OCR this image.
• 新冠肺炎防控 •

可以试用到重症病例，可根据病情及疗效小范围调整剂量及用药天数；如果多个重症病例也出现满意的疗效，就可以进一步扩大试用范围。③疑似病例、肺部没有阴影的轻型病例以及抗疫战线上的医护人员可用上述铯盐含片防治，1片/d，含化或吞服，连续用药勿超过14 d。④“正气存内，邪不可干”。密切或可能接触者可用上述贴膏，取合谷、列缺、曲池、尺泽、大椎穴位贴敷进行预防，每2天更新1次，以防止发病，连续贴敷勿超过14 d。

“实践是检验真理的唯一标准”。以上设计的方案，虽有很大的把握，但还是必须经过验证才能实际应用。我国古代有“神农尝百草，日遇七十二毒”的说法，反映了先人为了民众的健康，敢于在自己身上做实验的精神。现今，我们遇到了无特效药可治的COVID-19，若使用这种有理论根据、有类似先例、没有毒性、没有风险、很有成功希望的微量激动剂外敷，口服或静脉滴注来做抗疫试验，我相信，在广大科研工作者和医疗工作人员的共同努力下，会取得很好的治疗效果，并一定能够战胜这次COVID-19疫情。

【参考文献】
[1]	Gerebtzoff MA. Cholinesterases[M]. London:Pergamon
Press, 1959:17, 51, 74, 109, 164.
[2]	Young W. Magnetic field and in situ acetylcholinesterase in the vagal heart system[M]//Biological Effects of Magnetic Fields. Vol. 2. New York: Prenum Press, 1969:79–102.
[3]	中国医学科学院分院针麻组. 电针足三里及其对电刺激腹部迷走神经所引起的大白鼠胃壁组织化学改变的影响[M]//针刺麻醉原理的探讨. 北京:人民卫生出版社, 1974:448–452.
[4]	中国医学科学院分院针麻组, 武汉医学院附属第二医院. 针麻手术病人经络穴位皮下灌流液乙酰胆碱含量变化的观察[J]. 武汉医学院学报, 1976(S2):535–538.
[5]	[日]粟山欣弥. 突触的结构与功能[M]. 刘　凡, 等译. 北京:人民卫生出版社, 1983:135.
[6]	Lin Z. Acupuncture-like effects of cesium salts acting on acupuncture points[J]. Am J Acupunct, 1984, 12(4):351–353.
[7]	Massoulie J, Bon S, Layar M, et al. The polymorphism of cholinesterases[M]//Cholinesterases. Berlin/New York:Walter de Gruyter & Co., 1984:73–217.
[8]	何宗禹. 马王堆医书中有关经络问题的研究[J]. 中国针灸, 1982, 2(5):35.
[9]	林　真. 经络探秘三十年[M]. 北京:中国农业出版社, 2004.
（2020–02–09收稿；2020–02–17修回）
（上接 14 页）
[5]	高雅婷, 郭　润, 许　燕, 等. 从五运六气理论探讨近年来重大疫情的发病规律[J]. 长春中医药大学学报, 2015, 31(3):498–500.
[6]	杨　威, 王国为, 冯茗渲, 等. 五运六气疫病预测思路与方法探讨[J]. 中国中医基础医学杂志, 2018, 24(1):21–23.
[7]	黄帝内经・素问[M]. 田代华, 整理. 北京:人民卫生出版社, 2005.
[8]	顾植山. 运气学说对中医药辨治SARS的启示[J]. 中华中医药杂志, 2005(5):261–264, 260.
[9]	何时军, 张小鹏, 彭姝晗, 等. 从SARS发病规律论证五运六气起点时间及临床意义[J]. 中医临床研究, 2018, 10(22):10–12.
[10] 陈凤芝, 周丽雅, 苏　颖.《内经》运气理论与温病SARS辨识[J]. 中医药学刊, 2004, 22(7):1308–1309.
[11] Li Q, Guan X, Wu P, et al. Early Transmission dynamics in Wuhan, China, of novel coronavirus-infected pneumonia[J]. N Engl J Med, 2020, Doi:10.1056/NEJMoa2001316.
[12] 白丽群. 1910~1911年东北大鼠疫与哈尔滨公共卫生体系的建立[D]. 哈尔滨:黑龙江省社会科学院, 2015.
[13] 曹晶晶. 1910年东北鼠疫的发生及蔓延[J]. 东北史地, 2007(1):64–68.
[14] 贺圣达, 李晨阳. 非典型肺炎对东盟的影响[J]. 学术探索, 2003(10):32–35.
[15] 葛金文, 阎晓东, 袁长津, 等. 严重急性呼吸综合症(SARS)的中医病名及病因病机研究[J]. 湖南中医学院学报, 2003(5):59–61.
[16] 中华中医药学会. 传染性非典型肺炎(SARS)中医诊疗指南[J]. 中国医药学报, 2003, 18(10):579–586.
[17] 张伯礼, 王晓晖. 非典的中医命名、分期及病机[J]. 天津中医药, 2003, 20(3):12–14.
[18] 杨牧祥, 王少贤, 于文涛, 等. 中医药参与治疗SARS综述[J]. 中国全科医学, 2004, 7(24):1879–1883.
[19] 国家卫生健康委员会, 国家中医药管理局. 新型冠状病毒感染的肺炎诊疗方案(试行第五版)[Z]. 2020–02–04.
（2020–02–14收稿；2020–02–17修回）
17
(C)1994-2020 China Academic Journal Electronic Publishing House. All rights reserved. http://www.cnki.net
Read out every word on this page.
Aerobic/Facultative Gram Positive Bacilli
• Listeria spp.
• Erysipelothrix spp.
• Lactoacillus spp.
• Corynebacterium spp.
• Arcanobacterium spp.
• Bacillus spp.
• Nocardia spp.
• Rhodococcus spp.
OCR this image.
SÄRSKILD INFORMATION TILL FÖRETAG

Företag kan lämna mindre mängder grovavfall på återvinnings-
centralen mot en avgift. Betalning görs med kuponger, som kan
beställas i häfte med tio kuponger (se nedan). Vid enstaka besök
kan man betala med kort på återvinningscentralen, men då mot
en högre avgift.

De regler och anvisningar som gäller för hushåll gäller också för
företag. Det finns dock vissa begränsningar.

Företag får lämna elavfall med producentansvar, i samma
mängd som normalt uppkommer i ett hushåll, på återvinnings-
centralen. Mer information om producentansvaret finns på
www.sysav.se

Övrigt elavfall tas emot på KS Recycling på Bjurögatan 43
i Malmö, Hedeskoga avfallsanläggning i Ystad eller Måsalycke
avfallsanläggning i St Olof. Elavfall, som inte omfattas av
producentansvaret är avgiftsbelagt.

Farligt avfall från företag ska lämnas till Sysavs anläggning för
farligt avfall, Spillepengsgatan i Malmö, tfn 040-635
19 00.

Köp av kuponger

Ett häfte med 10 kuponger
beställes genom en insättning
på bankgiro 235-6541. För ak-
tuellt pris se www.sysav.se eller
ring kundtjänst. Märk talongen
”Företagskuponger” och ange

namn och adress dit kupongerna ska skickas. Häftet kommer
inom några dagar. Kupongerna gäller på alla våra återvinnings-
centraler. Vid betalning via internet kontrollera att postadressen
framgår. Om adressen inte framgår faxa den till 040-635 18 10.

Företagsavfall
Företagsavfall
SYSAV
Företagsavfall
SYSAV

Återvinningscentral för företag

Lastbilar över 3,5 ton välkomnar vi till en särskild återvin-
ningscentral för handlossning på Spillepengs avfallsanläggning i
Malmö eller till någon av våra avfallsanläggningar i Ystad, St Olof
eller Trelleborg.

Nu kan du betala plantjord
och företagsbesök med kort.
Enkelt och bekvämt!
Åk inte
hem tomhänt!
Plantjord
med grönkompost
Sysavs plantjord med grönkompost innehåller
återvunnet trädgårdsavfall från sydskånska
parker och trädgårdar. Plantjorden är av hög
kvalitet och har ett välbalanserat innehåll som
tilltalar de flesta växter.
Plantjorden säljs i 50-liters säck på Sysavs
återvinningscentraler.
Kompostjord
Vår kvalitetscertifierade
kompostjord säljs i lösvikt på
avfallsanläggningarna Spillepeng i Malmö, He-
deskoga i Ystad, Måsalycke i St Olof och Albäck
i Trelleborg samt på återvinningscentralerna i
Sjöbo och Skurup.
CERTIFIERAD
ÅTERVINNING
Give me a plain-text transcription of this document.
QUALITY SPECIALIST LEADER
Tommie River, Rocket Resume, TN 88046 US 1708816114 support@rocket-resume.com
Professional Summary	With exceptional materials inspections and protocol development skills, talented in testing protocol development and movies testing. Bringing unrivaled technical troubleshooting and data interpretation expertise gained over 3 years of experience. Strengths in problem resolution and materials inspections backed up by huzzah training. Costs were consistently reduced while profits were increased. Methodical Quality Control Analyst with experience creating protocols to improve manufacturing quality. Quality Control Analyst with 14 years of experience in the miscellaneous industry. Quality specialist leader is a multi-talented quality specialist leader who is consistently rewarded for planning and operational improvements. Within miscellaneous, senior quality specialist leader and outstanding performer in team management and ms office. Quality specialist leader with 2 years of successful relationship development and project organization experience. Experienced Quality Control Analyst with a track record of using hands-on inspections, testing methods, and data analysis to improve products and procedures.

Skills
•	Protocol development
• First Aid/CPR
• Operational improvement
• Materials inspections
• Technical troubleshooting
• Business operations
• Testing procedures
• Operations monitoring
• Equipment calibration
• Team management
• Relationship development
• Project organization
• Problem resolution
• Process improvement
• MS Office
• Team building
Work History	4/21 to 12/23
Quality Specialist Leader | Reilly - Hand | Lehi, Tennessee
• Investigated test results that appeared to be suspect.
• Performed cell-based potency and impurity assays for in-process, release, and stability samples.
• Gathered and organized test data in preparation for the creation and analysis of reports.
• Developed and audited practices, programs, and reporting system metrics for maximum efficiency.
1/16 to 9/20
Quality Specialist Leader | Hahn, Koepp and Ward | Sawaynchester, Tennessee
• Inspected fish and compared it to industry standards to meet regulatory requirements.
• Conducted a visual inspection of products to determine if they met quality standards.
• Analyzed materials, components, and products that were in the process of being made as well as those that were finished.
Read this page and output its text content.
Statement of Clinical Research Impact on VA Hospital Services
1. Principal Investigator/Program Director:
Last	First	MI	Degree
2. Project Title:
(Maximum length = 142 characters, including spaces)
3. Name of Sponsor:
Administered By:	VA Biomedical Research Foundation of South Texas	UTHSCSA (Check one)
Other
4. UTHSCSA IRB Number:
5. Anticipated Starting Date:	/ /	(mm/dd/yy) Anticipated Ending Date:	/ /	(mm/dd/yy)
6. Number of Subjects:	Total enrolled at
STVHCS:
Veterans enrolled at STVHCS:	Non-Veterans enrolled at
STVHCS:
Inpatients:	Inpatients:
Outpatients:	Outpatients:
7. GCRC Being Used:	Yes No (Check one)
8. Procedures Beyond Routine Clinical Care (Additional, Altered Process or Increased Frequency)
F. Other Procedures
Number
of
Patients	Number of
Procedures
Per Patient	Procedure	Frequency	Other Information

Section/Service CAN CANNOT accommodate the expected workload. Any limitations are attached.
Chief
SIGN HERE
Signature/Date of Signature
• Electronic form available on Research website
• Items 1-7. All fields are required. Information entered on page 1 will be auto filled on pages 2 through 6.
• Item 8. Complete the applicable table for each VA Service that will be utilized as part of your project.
++++++++++
* **WORK TO BE COMPLETED**:
What lines hold the string "hushåll"? Pick them out of the data.

* **WRITTEN ANSWER**:
De regler och anvisningar som gäller för hushåll gäller också för
mängd som normalt uppkommer i ett hushåll, på återvinnings-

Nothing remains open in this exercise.